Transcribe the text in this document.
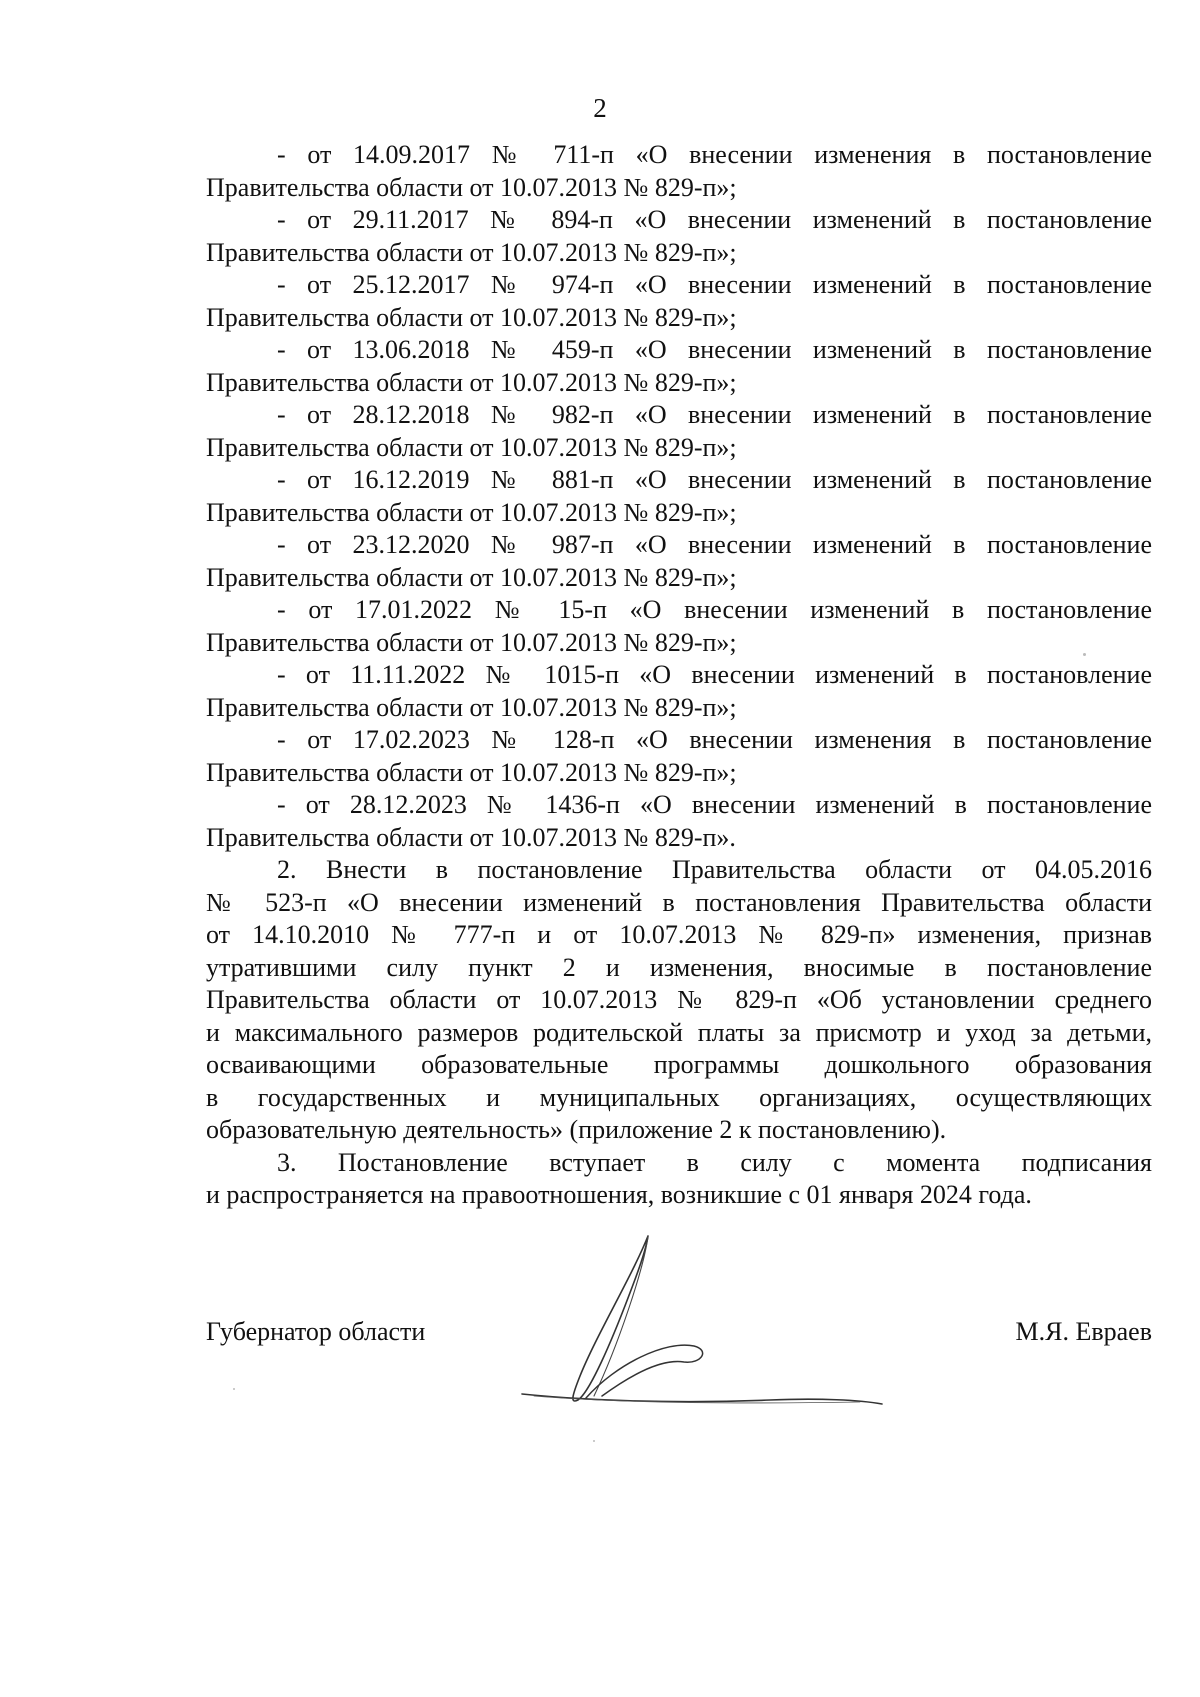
2
- от 14.09.2017 № 711-п «О внесении изменения в постановление
Правительства области от 10.07.2013 № 829-п»;
- от 29.11.2017 № 894-п «О внесении изменений в постановление
Правительства области от 10.07.2013 № 829-п»;
- от 25.12.2017 № 974-п «О внесении изменений в постановление
Правительства области от 10.07.2013 № 829-п»;
- от 13.06.2018 № 459-п «О внесении изменений в постановление
Правительства области от 10.07.2013 № 829-п»;
- от 28.12.2018 № 982-п «О внесении изменений в постановление
Правительства области от 10.07.2013 № 829-п»;
- от 16.12.2019 № 881-п «О внесении изменений в постановление
Правительства области от 10.07.2013 № 829-п»;
- от 23.12.2020 № 987-п «О внесении изменений в постановление
Правительства области от 10.07.2013 № 829-п»;
- от 17.01.2022 № 15-п «О внесении изменений в постановление
Правительства области от 10.07.2013 № 829-п»;
- от 11.11.2022 № 1015-п «О внесении изменений в постановление
Правительства области от 10.07.2013 № 829-п»;
- от 17.02.2023 № 128-п «О внесении изменения в постановление
Правительства области от 10.07.2013 № 829-п»;
- от 28.12.2023 № 1436-п «О внесении изменений в постановление
Правительства области от 10.07.2013 № 829-п».
2. Внести в постановление Правительства области от 04.05.2016
№ 523-п «О внесении изменений в постановления Правительства области
от 14.10.2010 № 777-п и от 10.07.2013 № 829-п» изменения, признав
утратившими силу пункт 2 и изменения, вносимые в постановление
Правительства области от 10.07.2013 № 829-п «Об установлении среднего
и максимального размеров родительской платы за присмотр и уход за детьми,
осваивающими образовательные программы дошкольного образования
в государственных и муниципальных организациях, осуществляющих
образовательную деятельность» (приложение 2 к постановлению).
3. Постановление вступает в силу с момента подписания
и распространяется на правоотношения, возникшие с 01 января 2024 года.
Губернатор области	М.Я. Евраев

☆ ☆ ☆ ☆ ☆

OBJECTIVE:
Pictures stay out of the copy; please restate every record above exactly.

THE RESPONSE:
Transcribe the text in this document.
2
- от 14.09.2017 № 711-п «О внесении изменения в постановление
Правительства области от 10.07.2013 № 829-п»;
- от 29.11.2017 № 894-п «О внесении изменений в постановление
Правительства области от 10.07.2013 № 829-п»;
- от 25.12.2017 № 974-п «О внесении изменений в постановление
Правительства области от 10.07.2013 № 829-п»;
- от 13.06.2018 № 459-п «О внесении изменений в постановление
Правительства области от 10.07.2013 № 829-п»;
- от 28.12.2018 № 982-п «О внесении изменений в постановление
Правительства области от 10.07.2013 № 829-п»;
- от 16.12.2019 № 881-п «О внесении изменений в постановление
Правительства области от 10.07.2013 № 829-п»;
- от 23.12.2020 № 987-п «О внесении изменений в постановление
Правительства области от 10.07.2013 № 829-п»;
- от 17.01.2022 № 15-п «О внесении изменений в постановление
Правительства области от 10.07.2013 № 829-п»;
- от 11.11.2022 № 1015-п «О внесении изменений в постановление
Правительства области от 10.07.2013 № 829-п»;
- от 17.02.2023 № 128-п «О внесении изменения в постановление
Правительства области от 10.07.2013 № 829-п»;
- от 28.12.2023 № 1436-п «О внесении изменений в постановление
Правительства области от 10.07.2013 № 829-п».
2. Внести в постановление Правительства области от 04.05.2016
№ 523-п «О внесении изменений в постановления Правительства области
от 14.10.2010 № 777-п и от 10.07.2013 № 829-п» изменения, признав
утратившими силу пункт 2 и изменения, вносимые в постановление
Правительства области от 10.07.2013 № 829-п «Об установлении среднего
и максимального размеров родительской платы за присмотр и уход за детьми,
осваивающими образовательные программы дошкольного образования
в государственных и муниципальных организациях, осуществляющих
образовательную деятельность» (приложение 2 к постановлению).
3. Постановление вступает в силу с момента подписания
и распространяется на правоотношения, возникшие с 01 января 2024 года.
Губернатор области	М.Я. Евраев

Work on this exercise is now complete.